### [DIRECTIONS]
Emit the data below verbatim, stripping out any pictures.
----
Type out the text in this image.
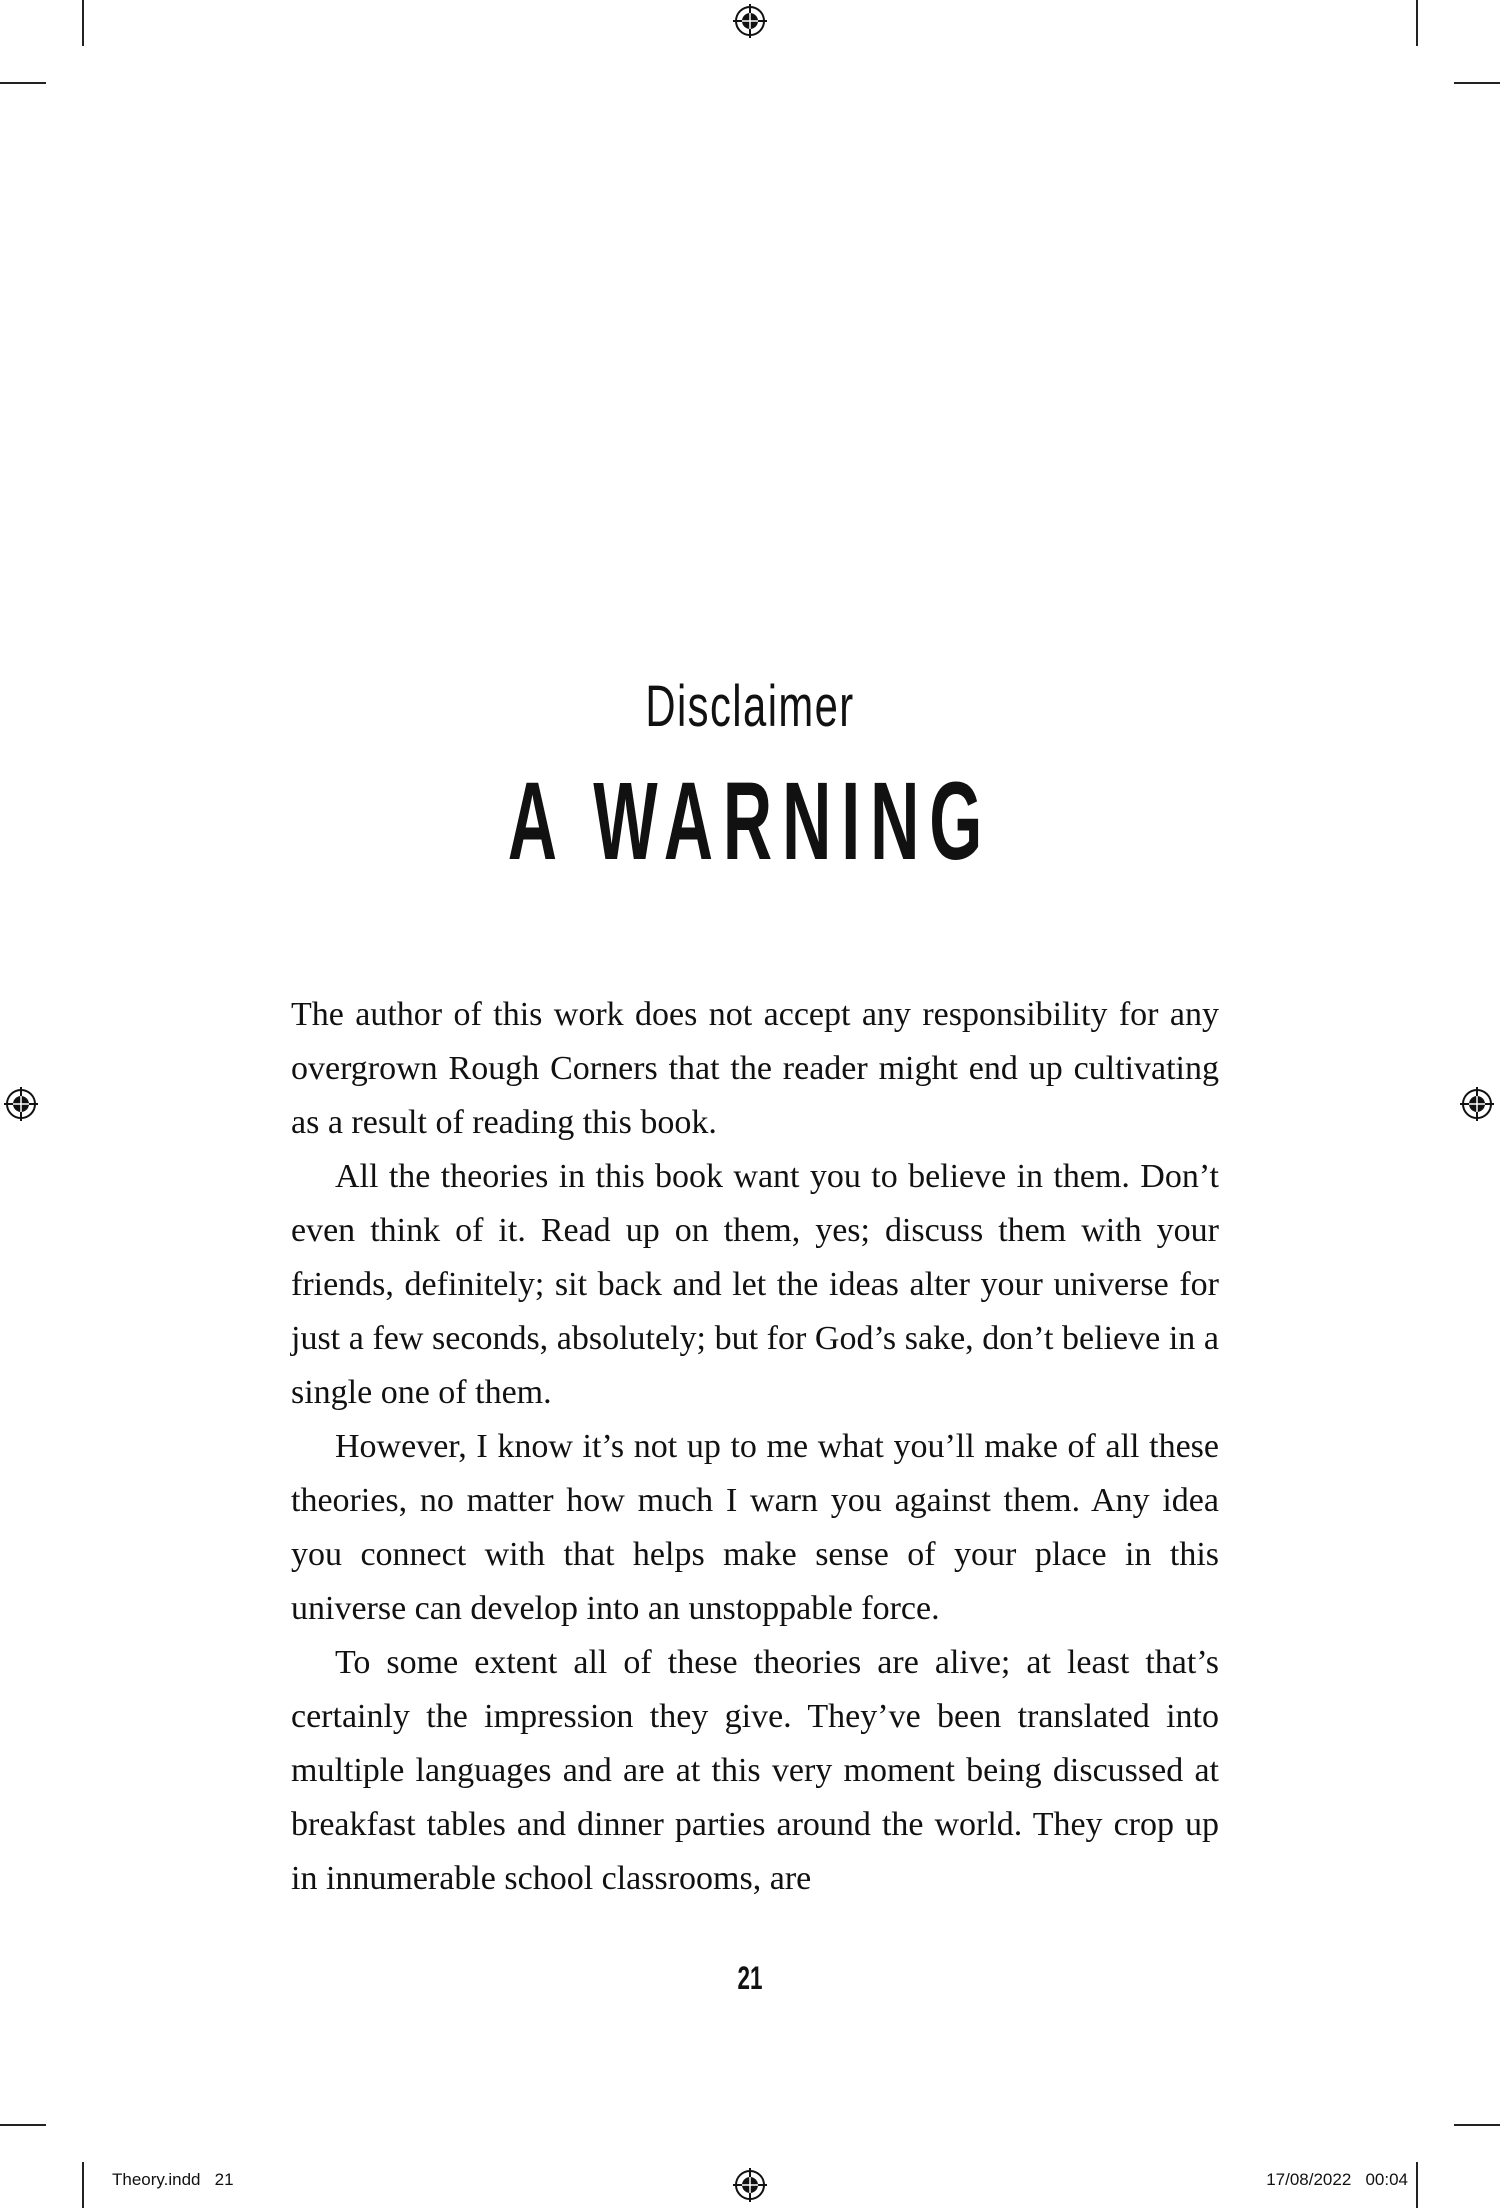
Disclaimer
A WARNING

The author of this work does not accept any responsibility for any overgrown Rough Corners that the reader might end up cultivating as a result of reading this book.

All the theories in this book want you to believe in them. Don’t even think of it. Read up on them, yes; discuss them with your friends, definitely; sit back and let the ideas alter your universe for just a few seconds, absolutely; but for God’s sake, don’t believe in a single one of them.

However, I know it’s not up to me what you’ll make of all these theories, no matter how much I warn you against them. Any idea you connect with that helps make sense of your place in this universe can develop into an unstoppable force.

To some extent all of these theories are alive; at least that’s certainly the impression they give. They’ve been translated into multiple languages and are at this very moment being discussed at breakfast tables and dinner parties around the world. They crop up in innumerable school classrooms, are

21
Theory.indd   21	17/08/2022   00:04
----
### [RESPONSE TO THIS TASK]
Type out the text in this image.
Disclaimer
A WARNING

The author of this work does not accept any responsibility for any overgrown Rough Corners that the reader might end up cultivating as a result of reading this book.

All the theories in this book want you to believe in them. Don’t even think of it. Read up on them, yes; discuss them with your friends, definitely; sit back and let the ideas alter your universe for just a few seconds, absolutely; but for God’s sake, don’t believe in a single one of them.

However, I know it’s not up to me what you’ll make of all these theories, no matter how much I warn you against them. Any idea you connect with that helps make sense of your place in this universe can develop into an unstoppable force.

To some extent all of these theories are alive; at least that’s certainly the impression they give. They’ve been translated into multiple languages and are at this very moment being discussed at breakfast tables and dinner parties around the world. They crop up in innumerable school classrooms, are

21
Theory.indd   21	17/08/2022   00:04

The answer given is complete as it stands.